Dataset items:
• • •
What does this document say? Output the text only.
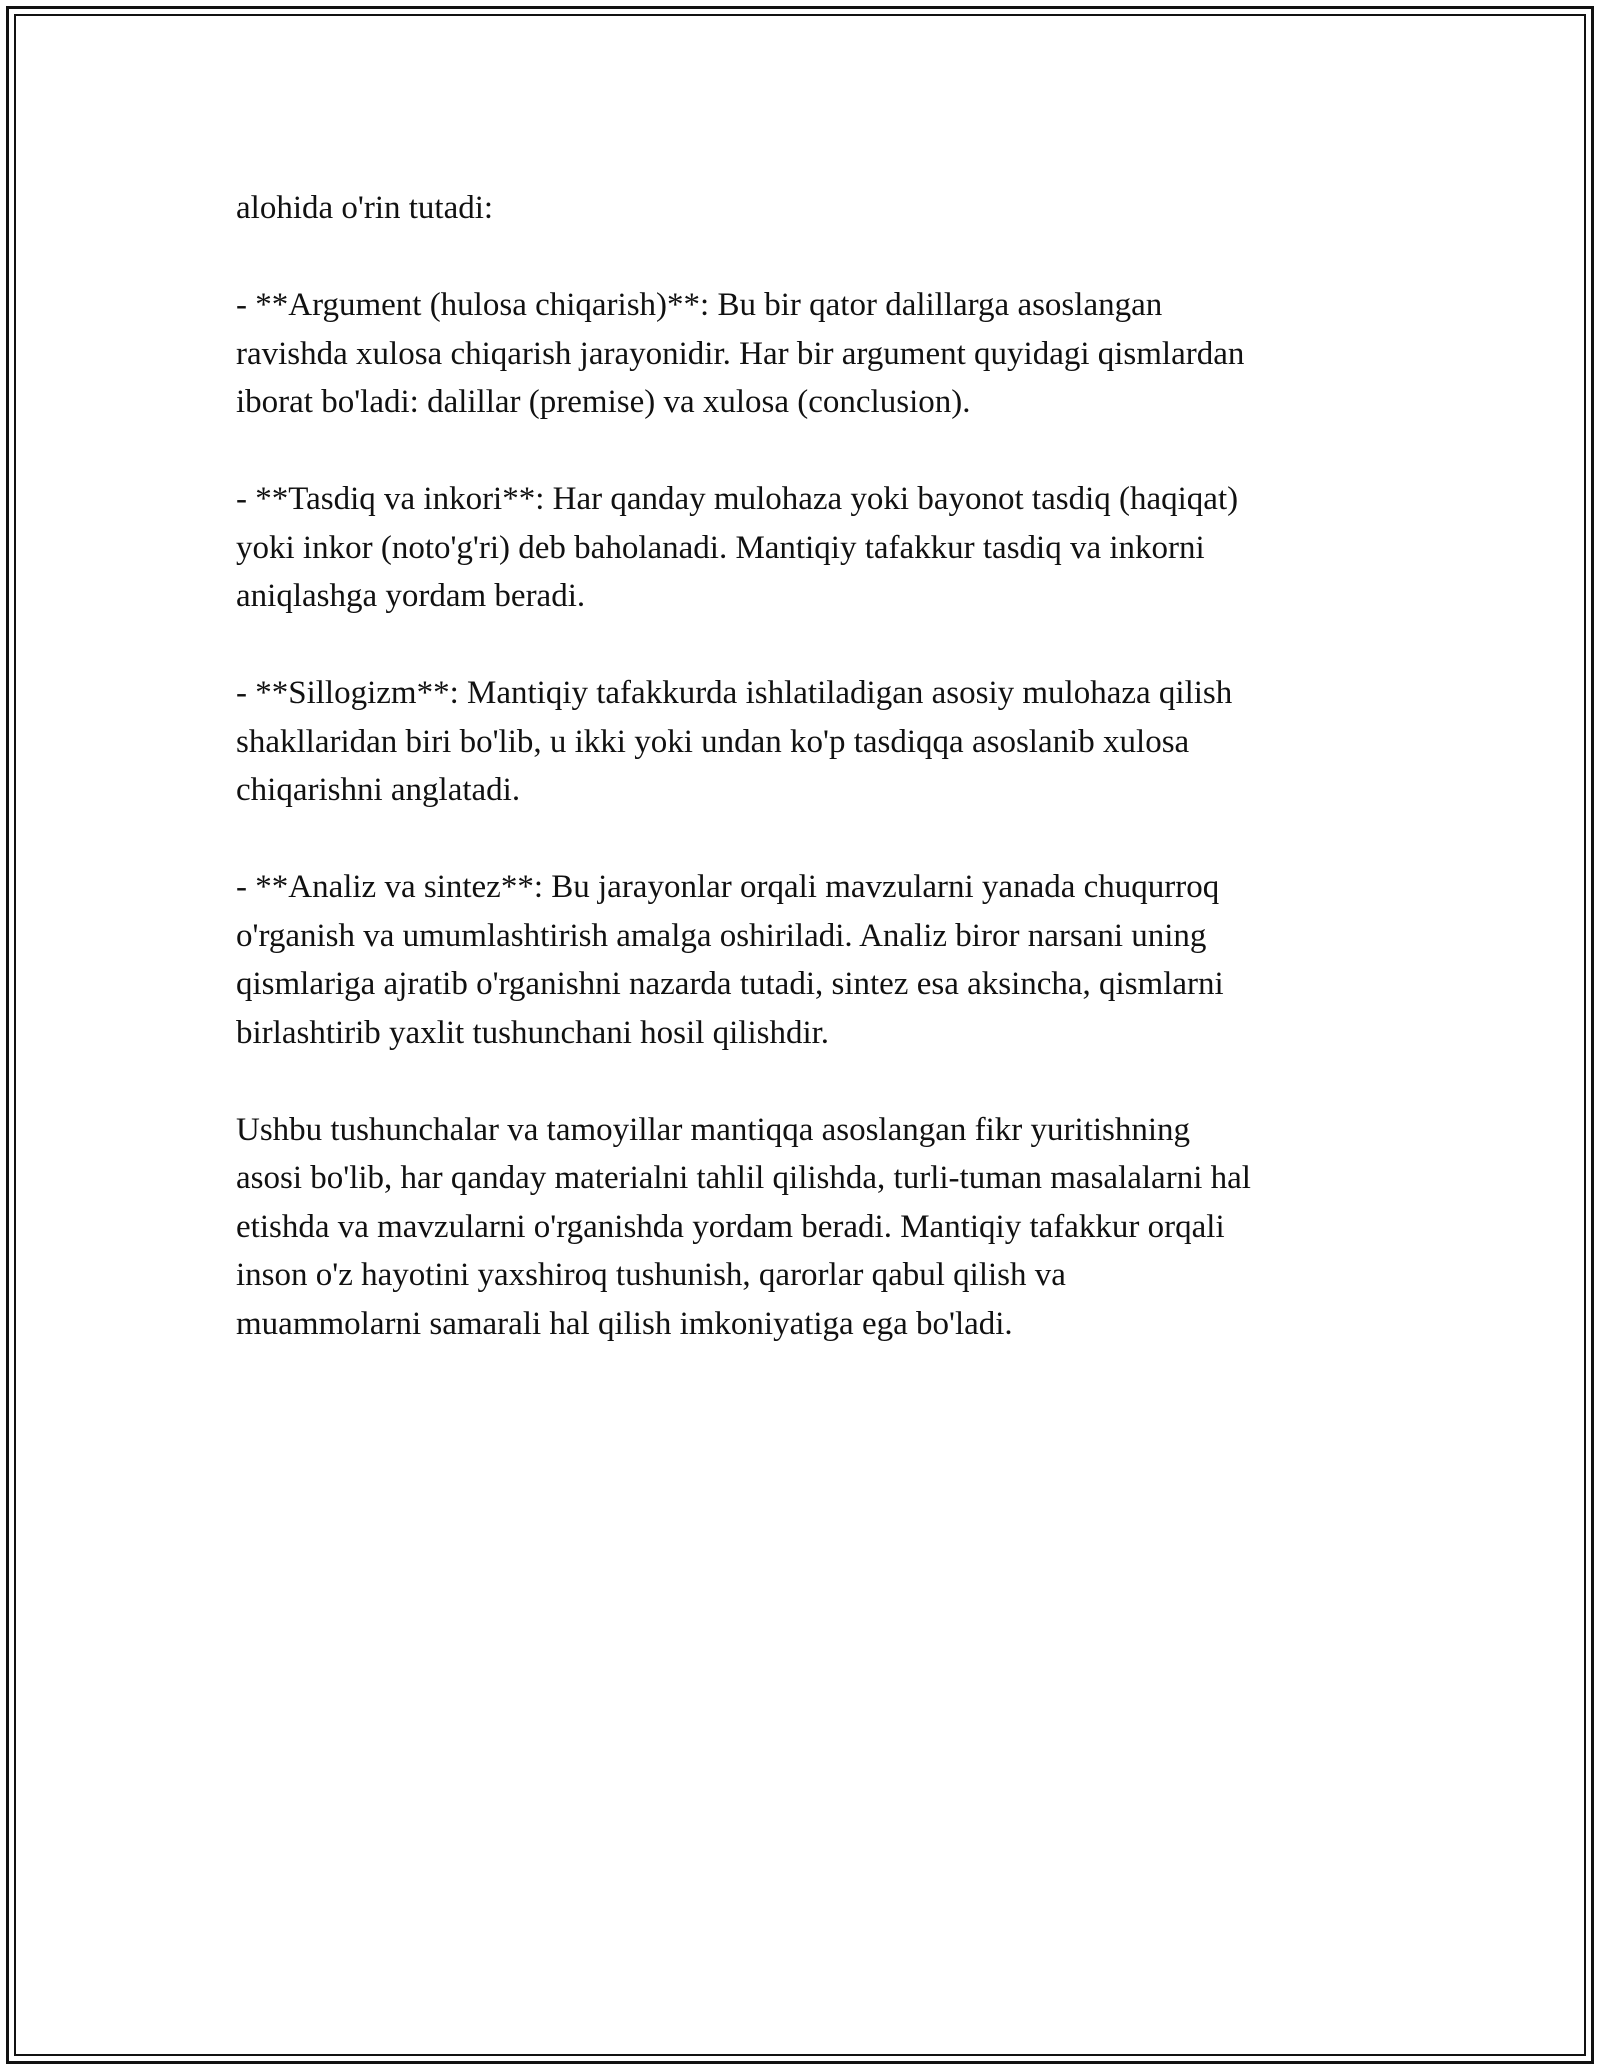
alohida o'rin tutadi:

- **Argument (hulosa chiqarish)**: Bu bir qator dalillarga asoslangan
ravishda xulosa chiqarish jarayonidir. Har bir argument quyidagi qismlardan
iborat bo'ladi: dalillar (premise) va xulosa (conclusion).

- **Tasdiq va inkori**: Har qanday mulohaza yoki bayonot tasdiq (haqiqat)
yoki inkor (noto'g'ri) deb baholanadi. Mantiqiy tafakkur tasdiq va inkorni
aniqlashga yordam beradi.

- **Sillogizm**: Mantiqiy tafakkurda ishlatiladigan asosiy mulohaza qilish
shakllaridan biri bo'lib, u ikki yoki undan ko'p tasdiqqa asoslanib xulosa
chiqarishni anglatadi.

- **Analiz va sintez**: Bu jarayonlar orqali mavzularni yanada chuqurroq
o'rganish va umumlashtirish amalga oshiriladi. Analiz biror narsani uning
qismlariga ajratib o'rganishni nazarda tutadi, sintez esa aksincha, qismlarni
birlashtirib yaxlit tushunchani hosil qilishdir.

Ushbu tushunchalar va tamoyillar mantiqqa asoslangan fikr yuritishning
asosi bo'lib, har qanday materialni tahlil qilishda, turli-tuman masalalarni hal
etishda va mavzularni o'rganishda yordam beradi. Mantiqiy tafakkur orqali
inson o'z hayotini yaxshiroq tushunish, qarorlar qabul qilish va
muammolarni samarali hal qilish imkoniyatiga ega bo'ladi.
• • •
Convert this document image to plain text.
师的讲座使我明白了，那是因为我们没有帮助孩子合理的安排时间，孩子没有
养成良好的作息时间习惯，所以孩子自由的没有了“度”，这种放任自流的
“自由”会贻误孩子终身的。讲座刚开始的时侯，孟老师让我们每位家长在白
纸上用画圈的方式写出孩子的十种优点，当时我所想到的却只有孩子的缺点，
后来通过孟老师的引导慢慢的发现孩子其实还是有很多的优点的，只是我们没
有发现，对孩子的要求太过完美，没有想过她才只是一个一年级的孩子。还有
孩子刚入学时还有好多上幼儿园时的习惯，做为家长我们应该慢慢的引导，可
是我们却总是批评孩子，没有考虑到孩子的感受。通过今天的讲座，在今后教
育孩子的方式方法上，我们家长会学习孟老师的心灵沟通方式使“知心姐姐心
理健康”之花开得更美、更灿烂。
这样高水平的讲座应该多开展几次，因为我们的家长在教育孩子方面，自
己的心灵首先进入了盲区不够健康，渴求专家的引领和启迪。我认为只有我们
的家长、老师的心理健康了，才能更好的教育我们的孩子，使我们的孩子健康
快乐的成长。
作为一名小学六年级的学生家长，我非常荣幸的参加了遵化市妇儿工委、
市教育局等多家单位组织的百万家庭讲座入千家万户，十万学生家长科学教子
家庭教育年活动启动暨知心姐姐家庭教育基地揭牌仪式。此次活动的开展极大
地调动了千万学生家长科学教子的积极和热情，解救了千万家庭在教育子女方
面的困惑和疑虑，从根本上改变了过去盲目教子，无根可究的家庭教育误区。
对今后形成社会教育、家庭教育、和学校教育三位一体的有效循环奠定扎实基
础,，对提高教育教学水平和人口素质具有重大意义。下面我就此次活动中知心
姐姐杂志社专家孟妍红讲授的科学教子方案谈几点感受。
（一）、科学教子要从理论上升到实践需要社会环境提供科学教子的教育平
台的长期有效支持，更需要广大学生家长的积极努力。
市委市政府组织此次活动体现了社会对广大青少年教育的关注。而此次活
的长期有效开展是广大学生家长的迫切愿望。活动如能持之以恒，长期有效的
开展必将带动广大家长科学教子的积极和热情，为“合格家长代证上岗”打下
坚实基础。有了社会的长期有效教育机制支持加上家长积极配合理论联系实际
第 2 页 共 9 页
• • •
* _Exercise_
How many lines in the data contain the string "beradi"? Respond with the number only.

* _Response to this task_
2